- Task objective -
Output each entry that follows exactly. Images stay out.

- Provided information -
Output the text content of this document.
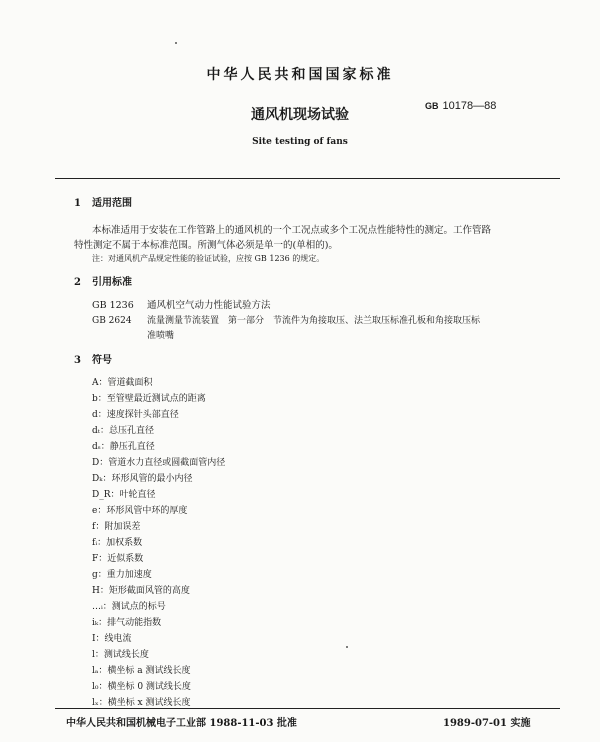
中华人民共和国国家标准
通风机现场试验
GB 10178—88
Site testing of fans
1 适用范围
本标准适用于安装在工作管路上的通风机的一个工况点或多个工况点性能特性的测定。工作管路
特性测定不属于本标准范围。所测气体必须是单一的(单相的)。
注：对通风机产品规定性能的验证试验，应按 GB 1236 的规定。
2 引用标准
GB 1236 通风机空气动力性能试验方法
GB 2624 流量测量节流装置　第一部分　节流件为角接取压、法兰取压标准孔板和角接取压标
准喷嘴
3 符号
A：管道截面积
b：至管壁最近测试点的距离
d：速度探针头部直径
dₜ：总压孔直径
dₛ：静压孔直径
D：管道水力直径或圆截面管内径
Dₖ：环形风管的最小内径
D_R：叶轮直径
e：环形风管中环的厚度
f：附加误差
fᵢ：加权系数
F：近似系数
g：重力加速度
H：矩形截面风管的高度
…ᵢ：测试点的标号
iₖ：排气动能指数
I：线电流
l：测试线长度
lₐ：横坐标 a 测试线长度
l₀：横坐标 0 测试线长度
lₓ：横坐标 x 测试线长度
中华人民共和国机械电子工业部 1988-11-03 批准	1989-07-01 实施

- Answer to this exercise -
Output the text content of this document.
中华人民共和国国家标准
通风机现场试验
GB 10178—88
Site testing of fans
1 适用范围
本标准适用于安装在工作管路上的通风机的一个工况点或多个工况点性能特性的测定。工作管路
特性测定不属于本标准范围。所测气体必须是单一的(单相的)。
注：对通风机产品规定性能的验证试验，应按 GB 1236 的规定。
2 引用标准
GB 1236 通风机空气动力性能试验方法
GB 2624 流量测量节流装置　第一部分　节流件为角接取压、法兰取压标准孔板和角接取压标
准喷嘴
3 符号
A：管道截面积
b：至管壁最近测试点的距离
d：速度探针头部直径
dₜ：总压孔直径
dₛ：静压孔直径
D：管道水力直径或圆截面管内径
Dₖ：环形风管的最小内径
D_R：叶轮直径
e：环形风管中环的厚度
f：附加误差
fᵢ：加权系数
F：近似系数
g：重力加速度
H：矩形截面风管的高度
…ᵢ：测试点的标号
iₖ：排气动能指数
I：线电流
l：测试线长度
lₐ：横坐标 a 测试线长度
l₀：横坐标 0 测试线长度
lₓ：横坐标 x 测试线长度
中华人民共和国机械电子工业部 1988-11-03 批准	1989-07-01 实施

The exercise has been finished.